* _Exercise goal_:
Write out each line of the material again, word for word.

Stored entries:
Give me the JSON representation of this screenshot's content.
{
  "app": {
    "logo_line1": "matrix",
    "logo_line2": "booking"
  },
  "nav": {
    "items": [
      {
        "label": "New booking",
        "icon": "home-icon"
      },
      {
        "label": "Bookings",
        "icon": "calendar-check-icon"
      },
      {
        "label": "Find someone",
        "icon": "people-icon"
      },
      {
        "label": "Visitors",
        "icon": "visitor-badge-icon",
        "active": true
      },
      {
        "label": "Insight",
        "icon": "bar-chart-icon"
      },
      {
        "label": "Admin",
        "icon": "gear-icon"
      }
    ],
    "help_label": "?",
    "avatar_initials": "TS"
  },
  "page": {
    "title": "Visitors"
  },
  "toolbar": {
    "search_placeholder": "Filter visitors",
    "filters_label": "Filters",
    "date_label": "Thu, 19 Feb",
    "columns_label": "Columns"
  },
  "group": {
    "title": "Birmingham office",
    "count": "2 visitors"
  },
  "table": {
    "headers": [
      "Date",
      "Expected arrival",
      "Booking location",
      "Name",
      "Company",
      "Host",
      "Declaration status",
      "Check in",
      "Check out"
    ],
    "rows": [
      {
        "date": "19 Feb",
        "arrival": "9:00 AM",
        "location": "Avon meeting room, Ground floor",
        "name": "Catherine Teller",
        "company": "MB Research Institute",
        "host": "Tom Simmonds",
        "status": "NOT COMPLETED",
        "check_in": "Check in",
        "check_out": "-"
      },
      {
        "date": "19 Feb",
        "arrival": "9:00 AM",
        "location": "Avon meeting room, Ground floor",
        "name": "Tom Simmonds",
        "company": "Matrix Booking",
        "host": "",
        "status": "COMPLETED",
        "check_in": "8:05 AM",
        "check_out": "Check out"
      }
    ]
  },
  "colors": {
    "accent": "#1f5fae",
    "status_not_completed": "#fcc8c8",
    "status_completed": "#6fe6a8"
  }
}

* _Solution for this exercise_:
Give me the JSON representation of this screenshot's content.
{
  "app": {
    "logo_line1": "matrix",
    "logo_line2": "booking"
  },
  "nav": {
    "items": [
      {
        "label": "New booking",
        "icon": "home-icon"
      },
      {
        "label": "Bookings",
        "icon": "calendar-check-icon"
      },
      {
        "label": "Find someone",
        "icon": "people-icon"
      },
      {
        "label": "Visitors",
        "icon": "visitor-badge-icon",
        "active": true
      },
      {
        "label": "Insight",
        "icon": "bar-chart-icon"
      },
      {
        "label": "Admin",
        "icon": "gear-icon"
      }
    ],
    "help_label": "?",
    "avatar_initials": "TS"
  },
  "page": {
    "title": "Visitors"
  },
  "toolbar": {
    "search_placeholder": "Filter visitors",
    "filters_label": "Filters",
    "date_label": "Thu, 19 Feb",
    "columns_label": "Columns"
  },
  "group": {
    "title": "Birmingham office",
    "count": "2 visitors"
  },
  "table": {
    "headers": [
      "Date",
      "Expected arrival",
      "Booking location",
      "Name",
      "Company",
      "Host",
      "Declaration status",
      "Check in",
      "Check out"
    ],
    "rows": [
      {
        "date": "19 Feb",
        "arrival": "9:00 AM",
        "location": "Avon meeting room, Ground floor",
        "name": "Catherine Teller",
        "company": "MB Research Institute",
        "host": "Tom Simmonds",
        "status": "NOT COMPLETED",
        "check_in": "Check in",
        "check_out": "-"
      },
      {
        "date": "19 Feb",
        "arrival": "9:00 AM",
        "location": "Avon meeting room, Ground floor",
        "name": "Tom Simmonds",
        "company": "Matrix Booking",
        "host": "",
        "status": "COMPLETED",
        "check_in": "8:05 AM",
        "check_out": "Check out"
      }
    ]
  },
  "colors": {
    "accent": "#1f5fae",
    "status_not_completed": "#fcc8c8",
    "status_completed": "#6fe6a8"
  }
}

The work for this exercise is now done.